## Dataset entries on figures:
# # #

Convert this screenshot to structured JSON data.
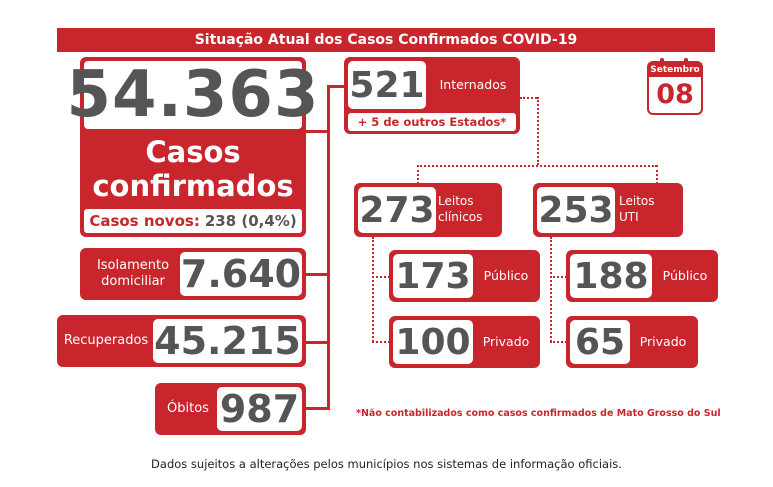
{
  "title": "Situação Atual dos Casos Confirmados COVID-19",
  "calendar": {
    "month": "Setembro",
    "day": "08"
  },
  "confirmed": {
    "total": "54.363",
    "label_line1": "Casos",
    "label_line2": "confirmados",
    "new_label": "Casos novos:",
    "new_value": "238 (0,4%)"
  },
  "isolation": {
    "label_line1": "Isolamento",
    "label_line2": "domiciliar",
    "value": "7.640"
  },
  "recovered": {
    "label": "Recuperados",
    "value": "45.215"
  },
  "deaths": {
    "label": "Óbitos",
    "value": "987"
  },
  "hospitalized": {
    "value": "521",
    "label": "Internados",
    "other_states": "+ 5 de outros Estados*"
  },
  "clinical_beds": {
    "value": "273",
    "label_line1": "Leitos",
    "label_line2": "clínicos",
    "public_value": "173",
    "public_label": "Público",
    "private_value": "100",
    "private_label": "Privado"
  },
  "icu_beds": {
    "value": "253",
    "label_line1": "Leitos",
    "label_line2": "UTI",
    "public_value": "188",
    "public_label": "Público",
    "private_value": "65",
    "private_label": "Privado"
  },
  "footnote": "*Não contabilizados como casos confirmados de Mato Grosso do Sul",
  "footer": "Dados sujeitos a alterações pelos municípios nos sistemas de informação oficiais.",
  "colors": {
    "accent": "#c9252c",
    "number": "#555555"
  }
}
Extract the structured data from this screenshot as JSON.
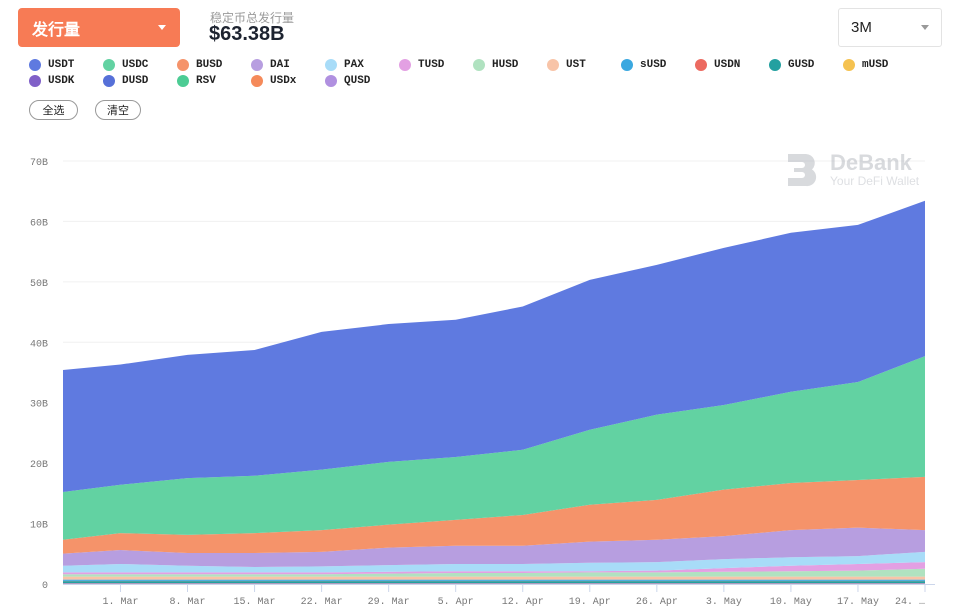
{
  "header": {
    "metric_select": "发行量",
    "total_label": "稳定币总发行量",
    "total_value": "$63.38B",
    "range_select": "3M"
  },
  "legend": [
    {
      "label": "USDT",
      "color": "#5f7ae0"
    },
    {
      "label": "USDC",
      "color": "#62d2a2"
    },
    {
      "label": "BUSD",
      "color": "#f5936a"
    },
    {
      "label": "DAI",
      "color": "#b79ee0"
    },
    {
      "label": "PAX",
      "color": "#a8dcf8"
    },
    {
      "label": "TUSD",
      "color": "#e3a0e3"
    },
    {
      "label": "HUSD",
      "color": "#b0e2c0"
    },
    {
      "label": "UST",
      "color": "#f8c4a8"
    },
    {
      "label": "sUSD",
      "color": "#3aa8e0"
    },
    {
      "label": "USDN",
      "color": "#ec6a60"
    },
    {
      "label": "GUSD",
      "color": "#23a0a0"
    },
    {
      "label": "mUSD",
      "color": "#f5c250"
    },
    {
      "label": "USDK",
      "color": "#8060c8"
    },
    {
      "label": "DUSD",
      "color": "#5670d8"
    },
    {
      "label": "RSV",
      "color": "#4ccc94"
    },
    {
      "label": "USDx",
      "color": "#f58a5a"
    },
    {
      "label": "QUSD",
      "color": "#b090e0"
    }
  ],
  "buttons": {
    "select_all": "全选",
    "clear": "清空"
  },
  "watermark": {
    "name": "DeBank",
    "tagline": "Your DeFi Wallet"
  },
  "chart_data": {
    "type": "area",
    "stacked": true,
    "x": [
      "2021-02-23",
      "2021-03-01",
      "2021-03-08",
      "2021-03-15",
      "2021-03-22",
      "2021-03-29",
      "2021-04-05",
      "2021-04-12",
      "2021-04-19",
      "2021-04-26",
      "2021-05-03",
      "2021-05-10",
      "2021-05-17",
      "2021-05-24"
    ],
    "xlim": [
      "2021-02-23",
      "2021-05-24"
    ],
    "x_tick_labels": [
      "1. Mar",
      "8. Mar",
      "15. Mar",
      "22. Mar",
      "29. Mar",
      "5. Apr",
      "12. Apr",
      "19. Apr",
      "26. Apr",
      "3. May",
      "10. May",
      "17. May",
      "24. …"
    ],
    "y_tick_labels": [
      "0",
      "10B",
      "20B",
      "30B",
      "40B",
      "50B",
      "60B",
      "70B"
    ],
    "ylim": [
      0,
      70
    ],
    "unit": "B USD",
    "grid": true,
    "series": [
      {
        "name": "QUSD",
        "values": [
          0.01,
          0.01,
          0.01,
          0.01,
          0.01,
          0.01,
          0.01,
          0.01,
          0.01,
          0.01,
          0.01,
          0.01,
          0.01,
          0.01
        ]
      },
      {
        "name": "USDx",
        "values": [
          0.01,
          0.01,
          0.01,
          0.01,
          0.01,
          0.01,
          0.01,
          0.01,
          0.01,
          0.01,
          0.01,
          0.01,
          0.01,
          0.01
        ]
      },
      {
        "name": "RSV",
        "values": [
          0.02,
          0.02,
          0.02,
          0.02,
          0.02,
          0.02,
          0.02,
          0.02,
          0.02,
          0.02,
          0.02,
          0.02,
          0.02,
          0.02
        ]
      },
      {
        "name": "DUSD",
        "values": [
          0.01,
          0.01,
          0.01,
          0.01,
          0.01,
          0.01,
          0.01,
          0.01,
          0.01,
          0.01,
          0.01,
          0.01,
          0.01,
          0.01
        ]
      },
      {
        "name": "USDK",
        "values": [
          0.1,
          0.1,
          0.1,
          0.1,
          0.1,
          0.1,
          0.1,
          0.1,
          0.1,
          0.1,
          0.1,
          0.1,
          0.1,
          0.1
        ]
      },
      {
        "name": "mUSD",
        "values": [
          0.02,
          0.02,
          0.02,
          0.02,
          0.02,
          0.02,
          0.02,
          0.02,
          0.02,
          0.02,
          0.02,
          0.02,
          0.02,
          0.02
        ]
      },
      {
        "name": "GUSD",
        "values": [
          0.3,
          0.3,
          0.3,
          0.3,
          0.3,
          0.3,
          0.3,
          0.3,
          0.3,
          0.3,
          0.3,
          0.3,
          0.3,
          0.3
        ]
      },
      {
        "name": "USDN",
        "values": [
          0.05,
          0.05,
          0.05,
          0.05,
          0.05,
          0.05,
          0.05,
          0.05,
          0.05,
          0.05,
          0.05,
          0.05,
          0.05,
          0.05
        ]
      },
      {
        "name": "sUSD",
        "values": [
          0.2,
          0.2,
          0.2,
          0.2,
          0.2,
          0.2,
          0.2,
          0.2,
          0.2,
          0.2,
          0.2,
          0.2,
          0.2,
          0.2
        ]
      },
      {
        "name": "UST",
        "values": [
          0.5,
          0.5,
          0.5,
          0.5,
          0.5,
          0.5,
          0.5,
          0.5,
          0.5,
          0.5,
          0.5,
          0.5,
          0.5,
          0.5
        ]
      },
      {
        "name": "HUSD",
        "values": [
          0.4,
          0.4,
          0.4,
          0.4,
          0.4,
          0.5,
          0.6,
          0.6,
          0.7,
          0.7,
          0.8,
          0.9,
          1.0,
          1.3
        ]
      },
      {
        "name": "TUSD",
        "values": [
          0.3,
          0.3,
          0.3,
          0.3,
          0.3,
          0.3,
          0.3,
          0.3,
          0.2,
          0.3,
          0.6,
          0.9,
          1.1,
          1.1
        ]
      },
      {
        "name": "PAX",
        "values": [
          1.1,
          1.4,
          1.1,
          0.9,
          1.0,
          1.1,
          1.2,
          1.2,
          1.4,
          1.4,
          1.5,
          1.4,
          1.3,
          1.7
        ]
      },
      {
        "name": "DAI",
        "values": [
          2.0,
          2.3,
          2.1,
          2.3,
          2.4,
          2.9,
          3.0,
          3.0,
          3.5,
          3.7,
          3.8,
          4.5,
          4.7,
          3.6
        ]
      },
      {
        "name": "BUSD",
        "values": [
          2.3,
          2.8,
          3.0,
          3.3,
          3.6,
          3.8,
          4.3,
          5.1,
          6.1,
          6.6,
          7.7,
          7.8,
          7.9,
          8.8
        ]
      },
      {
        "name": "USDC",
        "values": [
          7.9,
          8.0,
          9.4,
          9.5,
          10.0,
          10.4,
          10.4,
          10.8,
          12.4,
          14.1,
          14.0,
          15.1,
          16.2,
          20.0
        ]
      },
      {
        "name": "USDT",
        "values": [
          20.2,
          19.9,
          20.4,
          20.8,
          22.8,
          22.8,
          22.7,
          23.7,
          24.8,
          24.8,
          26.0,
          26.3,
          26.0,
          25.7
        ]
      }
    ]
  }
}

# # #

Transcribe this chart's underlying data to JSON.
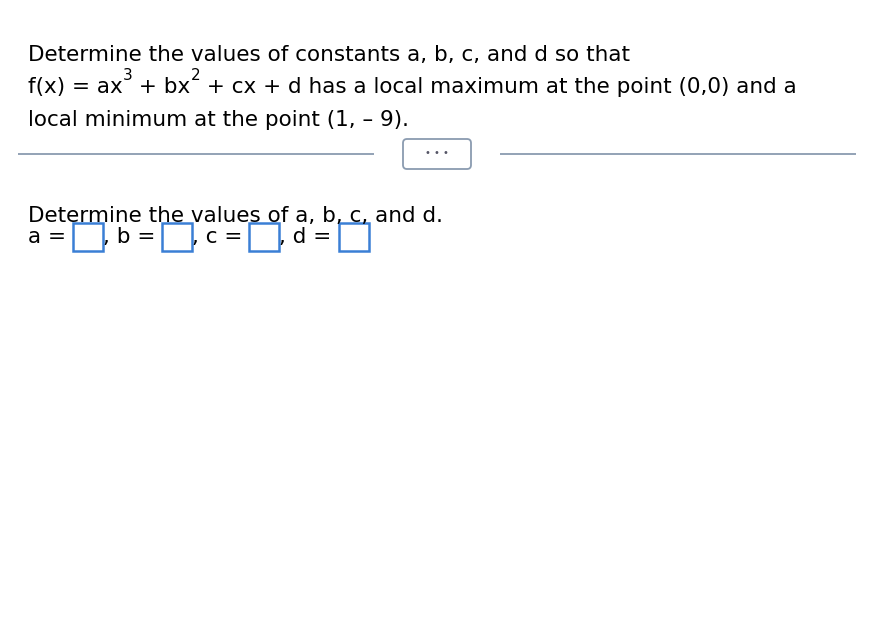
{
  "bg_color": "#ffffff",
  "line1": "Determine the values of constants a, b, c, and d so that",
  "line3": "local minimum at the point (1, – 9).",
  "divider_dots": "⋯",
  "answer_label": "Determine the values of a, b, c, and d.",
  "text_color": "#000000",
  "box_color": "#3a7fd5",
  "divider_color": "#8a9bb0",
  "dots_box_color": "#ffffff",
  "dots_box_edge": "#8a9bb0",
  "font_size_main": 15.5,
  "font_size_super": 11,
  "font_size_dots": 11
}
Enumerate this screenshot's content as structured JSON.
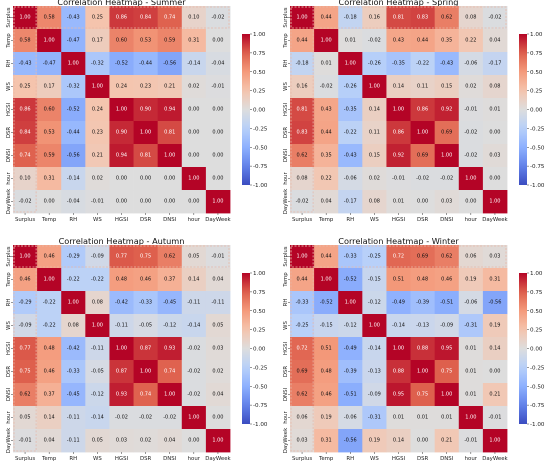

# # #

## THE EXERCISE:
Write down exactly what the lines above say, from the line holding "Transcribe this chart's" through the line holding "Enumerate this screenshot's", and nothing more. Do not copy the pictures.

## THE SOLUTION:
Transcribe this chart's underlying data to JSON.
{
  "bg_color": "#ffffff",
  "line1": "Determine the values of constants a, b, c, and d so that",
  "line3": "local minimum at the point (1, – 9).",
  "divider_dots": "⋯",
  "answer_label": "Determine the values of a, b, c, and d.",
  "text_color": "#000000",
  "box_color": "#3a7fd5",
  "divider_color": "#8a9bb0",
  "dots_box_color": "#ffffff",
  "dots_box_edge": "#8a9bb0",
  "font_size_main": 15.5,
  "font_size_super": 11,
  "font_size_dots": 11
}
Enumerate this screenshot's content as structured JSON.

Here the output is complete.